Information supplied:

━━━━

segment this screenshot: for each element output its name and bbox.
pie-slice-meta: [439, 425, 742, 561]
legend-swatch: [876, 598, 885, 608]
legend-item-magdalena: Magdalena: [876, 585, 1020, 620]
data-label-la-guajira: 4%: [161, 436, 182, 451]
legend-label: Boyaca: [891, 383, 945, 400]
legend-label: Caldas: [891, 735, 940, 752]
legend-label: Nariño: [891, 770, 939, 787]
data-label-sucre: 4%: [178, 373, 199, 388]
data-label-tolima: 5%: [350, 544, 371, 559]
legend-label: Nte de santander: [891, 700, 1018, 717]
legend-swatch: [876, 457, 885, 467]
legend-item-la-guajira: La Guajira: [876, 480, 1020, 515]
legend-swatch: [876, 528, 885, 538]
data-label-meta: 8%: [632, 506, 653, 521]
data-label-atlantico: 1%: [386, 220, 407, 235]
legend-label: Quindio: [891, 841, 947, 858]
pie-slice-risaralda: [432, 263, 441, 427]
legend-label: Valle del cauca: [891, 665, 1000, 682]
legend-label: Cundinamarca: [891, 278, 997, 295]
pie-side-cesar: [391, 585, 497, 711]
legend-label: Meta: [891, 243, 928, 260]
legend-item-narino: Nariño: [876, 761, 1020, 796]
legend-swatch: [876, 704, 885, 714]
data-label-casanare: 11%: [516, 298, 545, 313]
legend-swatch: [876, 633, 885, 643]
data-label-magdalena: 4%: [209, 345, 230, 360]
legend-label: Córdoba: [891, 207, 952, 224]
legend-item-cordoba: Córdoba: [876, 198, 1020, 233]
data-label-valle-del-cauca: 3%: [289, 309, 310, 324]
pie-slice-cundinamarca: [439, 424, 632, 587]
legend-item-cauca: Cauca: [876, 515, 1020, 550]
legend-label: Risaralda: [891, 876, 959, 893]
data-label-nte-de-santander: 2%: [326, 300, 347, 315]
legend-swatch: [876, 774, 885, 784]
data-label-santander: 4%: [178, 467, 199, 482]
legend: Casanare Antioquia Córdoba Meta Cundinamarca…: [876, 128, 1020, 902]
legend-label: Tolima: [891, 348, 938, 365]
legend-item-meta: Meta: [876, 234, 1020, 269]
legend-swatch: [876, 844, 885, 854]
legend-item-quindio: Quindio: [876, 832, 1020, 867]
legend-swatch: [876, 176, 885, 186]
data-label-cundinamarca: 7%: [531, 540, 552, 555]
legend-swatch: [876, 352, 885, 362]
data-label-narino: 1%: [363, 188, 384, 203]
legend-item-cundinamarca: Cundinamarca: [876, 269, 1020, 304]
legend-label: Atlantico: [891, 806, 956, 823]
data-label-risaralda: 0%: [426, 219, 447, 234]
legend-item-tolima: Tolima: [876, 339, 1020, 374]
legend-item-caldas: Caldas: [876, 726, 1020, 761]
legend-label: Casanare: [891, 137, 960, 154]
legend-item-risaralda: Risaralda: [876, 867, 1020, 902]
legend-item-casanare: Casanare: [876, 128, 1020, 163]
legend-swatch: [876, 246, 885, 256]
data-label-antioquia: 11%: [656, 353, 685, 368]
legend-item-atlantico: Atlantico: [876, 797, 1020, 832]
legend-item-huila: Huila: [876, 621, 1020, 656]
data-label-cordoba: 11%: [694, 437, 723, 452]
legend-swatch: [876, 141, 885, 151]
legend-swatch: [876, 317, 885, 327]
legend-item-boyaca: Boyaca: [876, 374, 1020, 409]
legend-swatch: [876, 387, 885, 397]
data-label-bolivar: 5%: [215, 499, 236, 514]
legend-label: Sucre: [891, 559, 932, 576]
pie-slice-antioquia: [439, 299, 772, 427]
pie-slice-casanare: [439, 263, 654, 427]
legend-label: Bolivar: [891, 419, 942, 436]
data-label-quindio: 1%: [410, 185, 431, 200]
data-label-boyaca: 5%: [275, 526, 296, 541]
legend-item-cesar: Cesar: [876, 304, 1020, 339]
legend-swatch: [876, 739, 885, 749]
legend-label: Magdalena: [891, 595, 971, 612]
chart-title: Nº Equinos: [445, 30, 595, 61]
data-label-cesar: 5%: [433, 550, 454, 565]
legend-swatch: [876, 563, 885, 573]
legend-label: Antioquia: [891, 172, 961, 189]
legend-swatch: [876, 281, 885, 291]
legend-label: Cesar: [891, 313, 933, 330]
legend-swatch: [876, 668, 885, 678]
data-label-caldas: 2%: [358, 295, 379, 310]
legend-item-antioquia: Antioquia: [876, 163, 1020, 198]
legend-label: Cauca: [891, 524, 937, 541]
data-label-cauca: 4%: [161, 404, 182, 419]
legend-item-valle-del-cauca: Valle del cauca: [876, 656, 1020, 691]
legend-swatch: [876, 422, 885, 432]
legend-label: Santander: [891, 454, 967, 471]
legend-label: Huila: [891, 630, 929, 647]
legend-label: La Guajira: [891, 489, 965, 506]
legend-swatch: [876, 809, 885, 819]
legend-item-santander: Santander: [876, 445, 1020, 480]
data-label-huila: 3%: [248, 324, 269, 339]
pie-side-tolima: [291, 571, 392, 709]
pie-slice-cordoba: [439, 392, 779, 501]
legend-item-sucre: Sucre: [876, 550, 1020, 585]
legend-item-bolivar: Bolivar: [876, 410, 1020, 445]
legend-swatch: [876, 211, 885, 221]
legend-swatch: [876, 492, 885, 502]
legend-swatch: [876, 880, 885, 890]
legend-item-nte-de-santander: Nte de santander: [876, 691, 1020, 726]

━━━━

Task directions:
Please reproduce the lines above verbatim, every one of them and in the same order.

Worked answer:
segment this screenshot: for each element output its name and bbox.
pie-slice-meta: [439, 425, 742, 561]
legend-swatch: [876, 598, 885, 608]
legend-item-magdalena: Magdalena: [876, 585, 1020, 620]
data-label-la-guajira: 4%: [161, 436, 182, 451]
legend-label: Boyaca: [891, 383, 945, 400]
legend-label: Caldas: [891, 735, 940, 752]
legend-label: Nariño: [891, 770, 939, 787]
data-label-sucre: 4%: [178, 373, 199, 388]
data-label-tolima: 5%: [350, 544, 371, 559]
legend-label: Nte de santander: [891, 700, 1018, 717]
legend-swatch: [876, 457, 885, 467]
legend-item-la-guajira: La Guajira: [876, 480, 1020, 515]
legend-swatch: [876, 528, 885, 538]
data-label-meta: 8%: [632, 506, 653, 521]
data-label-atlantico: 1%: [386, 220, 407, 235]
legend-label: Quindio: [891, 841, 947, 858]
pie-slice-risaralda: [432, 263, 441, 427]
legend-label: Valle del cauca: [891, 665, 1000, 682]
legend-label: Cundinamarca: [891, 278, 997, 295]
pie-side-cesar: [391, 585, 497, 711]
legend-label: Meta: [891, 243, 928, 260]
legend-item-narino: Nariño: [876, 761, 1020, 796]
legend-swatch: [876, 704, 885, 714]
data-label-casanare: 11%: [516, 298, 545, 313]
legend-swatch: [876, 633, 885, 643]
data-label-magdalena: 4%: [209, 345, 230, 360]
legend-label: Córdoba: [891, 207, 952, 224]
legend-item-cordoba: Córdoba: [876, 198, 1020, 233]
data-label-valle-del-cauca: 3%: [289, 309, 310, 324]
pie-slice-cundinamarca: [439, 424, 632, 587]
legend-item-cauca: Cauca: [876, 515, 1020, 550]
legend-label: Risaralda: [891, 876, 959, 893]
data-label-nte-de-santander: 2%: [326, 300, 347, 315]
legend-swatch: [876, 774, 885, 784]
data-label-santander: 4%: [178, 467, 199, 482]
legend: Casanare Antioquia Córdoba Meta Cundinamarca…: [876, 128, 1020, 902]
legend-label: Tolima: [891, 348, 938, 365]
legend-item-meta: Meta: [876, 234, 1020, 269]
legend-swatch: [876, 844, 885, 854]
legend-item-quindio: Quindio: [876, 832, 1020, 867]
legend-swatch: [876, 176, 885, 186]
data-label-cundinamarca: 7%: [531, 540, 552, 555]
legend-swatch: [876, 352, 885, 362]
data-label-narino: 1%: [363, 188, 384, 203]
legend-item-cundinamarca: Cundinamarca: [876, 269, 1020, 304]
legend-label: Atlantico: [891, 806, 956, 823]
data-label-risaralda: 0%: [426, 219, 447, 234]
legend-item-tolima: Tolima: [876, 339, 1020, 374]
legend-item-caldas: Caldas: [876, 726, 1020, 761]
legend-label: Casanare: [891, 137, 960, 154]
legend-item-risaralda: Risaralda: [876, 867, 1020, 902]
legend-item-casanare: Casanare: [876, 128, 1020, 163]
legend-swatch: [876, 246, 885, 256]
data-label-antioquia: 11%: [656, 353, 685, 368]
legend-item-atlantico: Atlantico: [876, 797, 1020, 832]
legend-item-huila: Huila: [876, 621, 1020, 656]
data-label-cordoba: 11%: [694, 437, 723, 452]
legend-swatch: [876, 141, 885, 151]
legend-swatch: [876, 317, 885, 327]
legend-item-boyaca: Boyaca: [876, 374, 1020, 409]
legend-swatch: [876, 387, 885, 397]
data-label-bolivar: 5%: [215, 499, 236, 514]
legend-label: Sucre: [891, 559, 932, 576]
pie-slice-antioquia: [439, 299, 772, 427]
pie-slice-casanare: [439, 263, 654, 427]
legend-label: Bolivar: [891, 419, 942, 436]
data-label-quindio: 1%: [410, 185, 431, 200]
data-label-boyaca: 5%: [275, 526, 296, 541]
legend-item-cesar: Cesar: [876, 304, 1020, 339]
legend-swatch: [876, 739, 885, 749]
legend-label: Magdalena: [891, 595, 971, 612]
chart-title: Nº Equinos: [445, 30, 595, 61]
data-label-cesar: 5%: [433, 550, 454, 565]
legend-swatch: [876, 563, 885, 573]
legend-label: Antioquia: [891, 172, 961, 189]
legend-swatch: [876, 281, 885, 291]
legend-label: Cesar: [891, 313, 933, 330]
legend-swatch: [876, 668, 885, 678]
data-label-caldas: 2%: [358, 295, 379, 310]
legend-item-antioquia: Antioquia: [876, 163, 1020, 198]
legend-label: Cauca: [891, 524, 937, 541]
data-label-cauca: 4%: [161, 404, 182, 419]
legend-item-valle-del-cauca: Valle del cauca: [876, 656, 1020, 691]
legend-swatch: [876, 422, 885, 432]
legend-label: Santander: [891, 454, 967, 471]
legend-label: Huila: [891, 630, 929, 647]
legend-label: La Guajira: [891, 489, 965, 506]
legend-swatch: [876, 809, 885, 819]
legend-item-santander: Santander: [876, 445, 1020, 480]
data-label-huila: 3%: [248, 324, 269, 339]
pie-side-tolima: [291, 571, 392, 709]
pie-slice-cordoba: [439, 392, 779, 501]
legend-item-sucre: Sucre: [876, 550, 1020, 585]
legend-item-bolivar: Bolivar: [876, 410, 1020, 445]
legend-swatch: [876, 211, 885, 221]
legend-swatch: [876, 492, 885, 502]
legend-swatch: [876, 880, 885, 890]
legend-item-nte-de-santander: Nte de santander: [876, 691, 1020, 726]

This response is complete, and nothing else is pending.